Do not carry the pictures over; copy every other part of the entries exactly.

'''

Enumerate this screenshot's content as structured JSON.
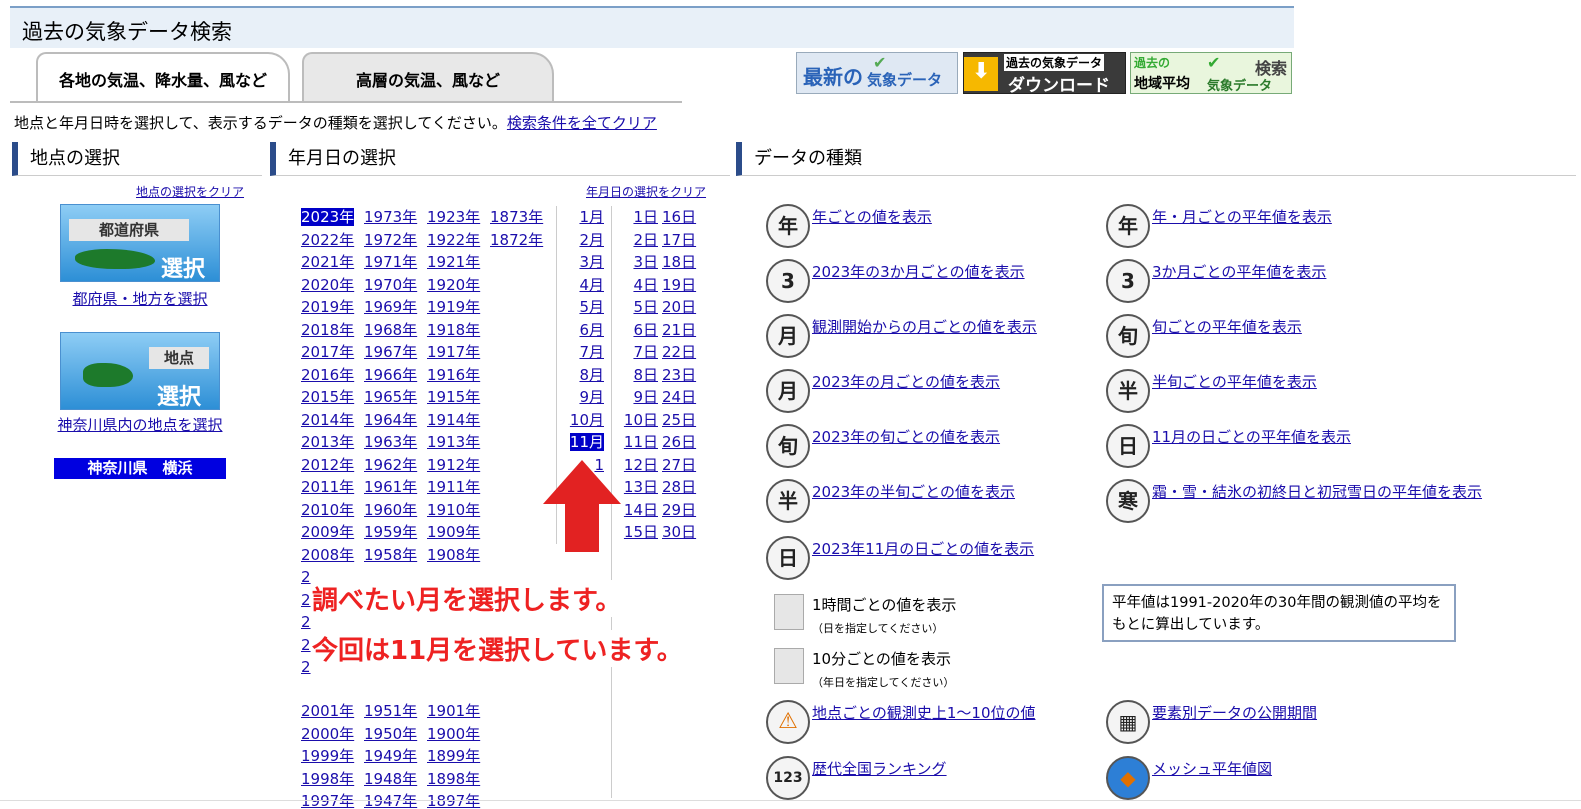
{
  "header": {
    "title": "過去の気象データ検索"
  },
  "tabs": [
    {
      "label": "各地の気温、降水量、風など"
    },
    {
      "label": "高層の気温、風など"
    }
  ],
  "banners": {
    "latest_main": "最新の",
    "latest_sub": "気象データ",
    "download_top": "過去の気象データ",
    "download_bottom": "ダウンロード",
    "regional_top": "過去の",
    "regional_main": "地域平均",
    "regional_sub": "気象データ",
    "regional_right": "検索"
  },
  "instruction": {
    "text": "地点と年月日時を選択して、表示するデータの種類を選択してください。",
    "clear_all": "検索条件を全てクリア"
  },
  "sections": {
    "station": {
      "title": "地点の選択",
      "clear": "地点の選択をクリア"
    },
    "date": {
      "title": "年月日の選択",
      "clear": "年月日の選択をクリア"
    },
    "datatype": {
      "title": "データの種類"
    }
  },
  "station": {
    "pref_img_top": "都道府県",
    "pref_img_bottom": "選択",
    "pref_link": "都府県・地方を選択",
    "point_img_top": "地点",
    "point_img_bottom": "選択",
    "point_link": "神奈川県内の地点を選択",
    "selected": "神奈川県　横浜"
  },
  "years": {
    "col1": [
      "2023年",
      "2022年",
      "2021年",
      "2020年",
      "2019年",
      "2018年",
      "2017年",
      "2016年",
      "2015年",
      "2014年",
      "2013年",
      "2012年",
      "2011年",
      "2010年",
      "2009年",
      "2008年"
    ],
    "col1_partial": [
      "2",
      "2",
      "2",
      "2",
      "2"
    ],
    "col1_bottom": [
      "2001年",
      "2000年",
      "1999年",
      "1998年",
      "1997年"
    ],
    "col2": [
      "1973年",
      "1972年",
      "1971年",
      "1970年",
      "1969年",
      "1968年",
      "1967年",
      "1966年",
      "1965年",
      "1964年",
      "1963年",
      "1962年",
      "1961年",
      "1960年",
      "1959年",
      "1958年"
    ],
    "col2_bottom": [
      "1951年",
      "1950年",
      "1949年",
      "1948年",
      "1947年"
    ],
    "col3": [
      "1923年",
      "1922年",
      "1921年",
      "1920年",
      "1919年",
      "1918年",
      "1917年",
      "1916年",
      "1915年",
      "1914年",
      "1913年",
      "1912年",
      "1911年",
      "1910年",
      "1909年",
      "1908年"
    ],
    "col3_bottom": [
      "1901年",
      "1900年",
      "1899年",
      "1898年",
      "1897年"
    ],
    "col4": [
      "1873年",
      "1872年"
    ],
    "selected": "2023年"
  },
  "months": [
    "1月",
    "2月",
    "3月",
    "4月",
    "5月",
    "6月",
    "7月",
    "8月",
    "9月",
    "10月",
    "11月",
    "1",
    "",
    "",
    "",
    ""
  ],
  "selected_month": "11月",
  "days_col1": [
    "1日",
    "2日",
    "3日",
    "4日",
    "5日",
    "6日",
    "7日",
    "8日",
    "9日",
    "10日",
    "11日",
    "12日",
    "13日",
    "14日",
    "15日"
  ],
  "days_col2": [
    "16日",
    "17日",
    "18日",
    "19日",
    "20日",
    "21日",
    "22日",
    "23日",
    "24日",
    "25日",
    "26日",
    "27日",
    "28日",
    "29日",
    "30日"
  ],
  "callout": {
    "line1": "調べたい月を選択します。",
    "line2": "今回は11月を選択しています。"
  },
  "datatypes": {
    "left": [
      {
        "icon": "年",
        "label": "年ごとの値を表示"
      },
      {
        "icon": "3",
        "label": "2023年の3か月ごとの値を表示"
      },
      {
        "icon": "月",
        "label": "観測開始からの月ごとの値を表示"
      },
      {
        "icon": "月",
        "label": "2023年の月ごとの値を表示"
      },
      {
        "icon": "旬",
        "label": "2023年の旬ごとの値を表示"
      },
      {
        "icon": "半",
        "label": "2023年の半旬ごとの値を表示"
      },
      {
        "icon": "日",
        "label": "2023年11月の日ごとの値を表示"
      }
    ],
    "right": [
      {
        "icon": "年",
        "label": "年・月ごとの平年値を表示"
      },
      {
        "icon": "3",
        "label": "3か月ごとの平年値を表示"
      },
      {
        "icon": "旬",
        "label": "旬ごとの平年値を表示"
      },
      {
        "icon": "半",
        "label": "半旬ごとの平年値を表示"
      },
      {
        "icon": "日",
        "label": "11月の日ごとの平年値を表示"
      },
      {
        "icon": "寒",
        "label": "霜・雪・結氷の初終日と初冠雪日の平年値を表示"
      }
    ],
    "hourly": {
      "label": "1時間ごとの値を表示",
      "note": "（日を指定してください）"
    },
    "tenmin": {
      "label": "10分ごとの値を表示",
      "note": "（年日を指定してください）"
    },
    "top10": "地点ごとの観測史上1～10位の値",
    "ranking": "歴代全国ランキング",
    "period": "要素別データの公開期間",
    "mesh": "メッシュ平年値図"
  },
  "note_box": "平年値は1991-2020年の30年間の観測値の平均をもとに算出しています。",
  "colors": {
    "accent": "#2b4c8a",
    "selected": "#0000c8",
    "callout": "#e22222",
    "link": "#1a0dab"
  }
}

'''

● **Solution to this task**:
Enumerate this screenshot's content as structured JSON.
{
  "header": {
    "title": "過去の気象データ検索"
  },
  "tabs": [
    {
      "label": "各地の気温、降水量、風など"
    },
    {
      "label": "高層の気温、風など"
    }
  ],
  "banners": {
    "latest_main": "最新の",
    "latest_sub": "気象データ",
    "download_top": "過去の気象データ",
    "download_bottom": "ダウンロード",
    "regional_top": "過去の",
    "regional_main": "地域平均",
    "regional_sub": "気象データ",
    "regional_right": "検索"
  },
  "instruction": {
    "text": "地点と年月日時を選択して、表示するデータの種類を選択してください。",
    "clear_all": "検索条件を全てクリア"
  },
  "sections": {
    "station": {
      "title": "地点の選択",
      "clear": "地点の選択をクリア"
    },
    "date": {
      "title": "年月日の選択",
      "clear": "年月日の選択をクリア"
    },
    "datatype": {
      "title": "データの種類"
    }
  },
  "station": {
    "pref_img_top": "都道府県",
    "pref_img_bottom": "選択",
    "pref_link": "都府県・地方を選択",
    "point_img_top": "地点",
    "point_img_bottom": "選択",
    "point_link": "神奈川県内の地点を選択",
    "selected": "神奈川県　横浜"
  },
  "years": {
    "col1": [
      "2023年",
      "2022年",
      "2021年",
      "2020年",
      "2019年",
      "2018年",
      "2017年",
      "2016年",
      "2015年",
      "2014年",
      "2013年",
      "2012年",
      "2011年",
      "2010年",
      "2009年",
      "2008年"
    ],
    "col1_partial": [
      "2",
      "2",
      "2",
      "2",
      "2"
    ],
    "col1_bottom": [
      "2001年",
      "2000年",
      "1999年",
      "1998年",
      "1997年"
    ],
    "col2": [
      "1973年",
      "1972年",
      "1971年",
      "1970年",
      "1969年",
      "1968年",
      "1967年",
      "1966年",
      "1965年",
      "1964年",
      "1963年",
      "1962年",
      "1961年",
      "1960年",
      "1959年",
      "1958年"
    ],
    "col2_bottom": [
      "1951年",
      "1950年",
      "1949年",
      "1948年",
      "1947年"
    ],
    "col3": [
      "1923年",
      "1922年",
      "1921年",
      "1920年",
      "1919年",
      "1918年",
      "1917年",
      "1916年",
      "1915年",
      "1914年",
      "1913年",
      "1912年",
      "1911年",
      "1910年",
      "1909年",
      "1908年"
    ],
    "col3_bottom": [
      "1901年",
      "1900年",
      "1899年",
      "1898年",
      "1897年"
    ],
    "col4": [
      "1873年",
      "1872年"
    ],
    "selected": "2023年"
  },
  "months": [
    "1月",
    "2月",
    "3月",
    "4月",
    "5月",
    "6月",
    "7月",
    "8月",
    "9月",
    "10月",
    "11月",
    "1",
    "",
    "",
    "",
    ""
  ],
  "selected_month": "11月",
  "days_col1": [
    "1日",
    "2日",
    "3日",
    "4日",
    "5日",
    "6日",
    "7日",
    "8日",
    "9日",
    "10日",
    "11日",
    "12日",
    "13日",
    "14日",
    "15日"
  ],
  "days_col2": [
    "16日",
    "17日",
    "18日",
    "19日",
    "20日",
    "21日",
    "22日",
    "23日",
    "24日",
    "25日",
    "26日",
    "27日",
    "28日",
    "29日",
    "30日"
  ],
  "callout": {
    "line1": "調べたい月を選択します。",
    "line2": "今回は11月を選択しています。"
  },
  "datatypes": {
    "left": [
      {
        "icon": "年",
        "label": "年ごとの値を表示"
      },
      {
        "icon": "3",
        "label": "2023年の3か月ごとの値を表示"
      },
      {
        "icon": "月",
        "label": "観測開始からの月ごとの値を表示"
      },
      {
        "icon": "月",
        "label": "2023年の月ごとの値を表示"
      },
      {
        "icon": "旬",
        "label": "2023年の旬ごとの値を表示"
      },
      {
        "icon": "半",
        "label": "2023年の半旬ごとの値を表示"
      },
      {
        "icon": "日",
        "label": "2023年11月の日ごとの値を表示"
      }
    ],
    "right": [
      {
        "icon": "年",
        "label": "年・月ごとの平年値を表示"
      },
      {
        "icon": "3",
        "label": "3か月ごとの平年値を表示"
      },
      {
        "icon": "旬",
        "label": "旬ごとの平年値を表示"
      },
      {
        "icon": "半",
        "label": "半旬ごとの平年値を表示"
      },
      {
        "icon": "日",
        "label": "11月の日ごとの平年値を表示"
      },
      {
        "icon": "寒",
        "label": "霜・雪・結氷の初終日と初冠雪日の平年値を表示"
      }
    ],
    "hourly": {
      "label": "1時間ごとの値を表示",
      "note": "（日を指定してください）"
    },
    "tenmin": {
      "label": "10分ごとの値を表示",
      "note": "（年日を指定してください）"
    },
    "top10": "地点ごとの観測史上1～10位の値",
    "ranking": "歴代全国ランキング",
    "period": "要素別データの公開期間",
    "mesh": "メッシュ平年値図"
  },
  "note_box": "平年値は1991-2020年の30年間の観測値の平均をもとに算出しています。",
  "colors": {
    "accent": "#2b4c8a",
    "selected": "#0000c8",
    "callout": "#e22222",
    "link": "#1a0dab"
  }
}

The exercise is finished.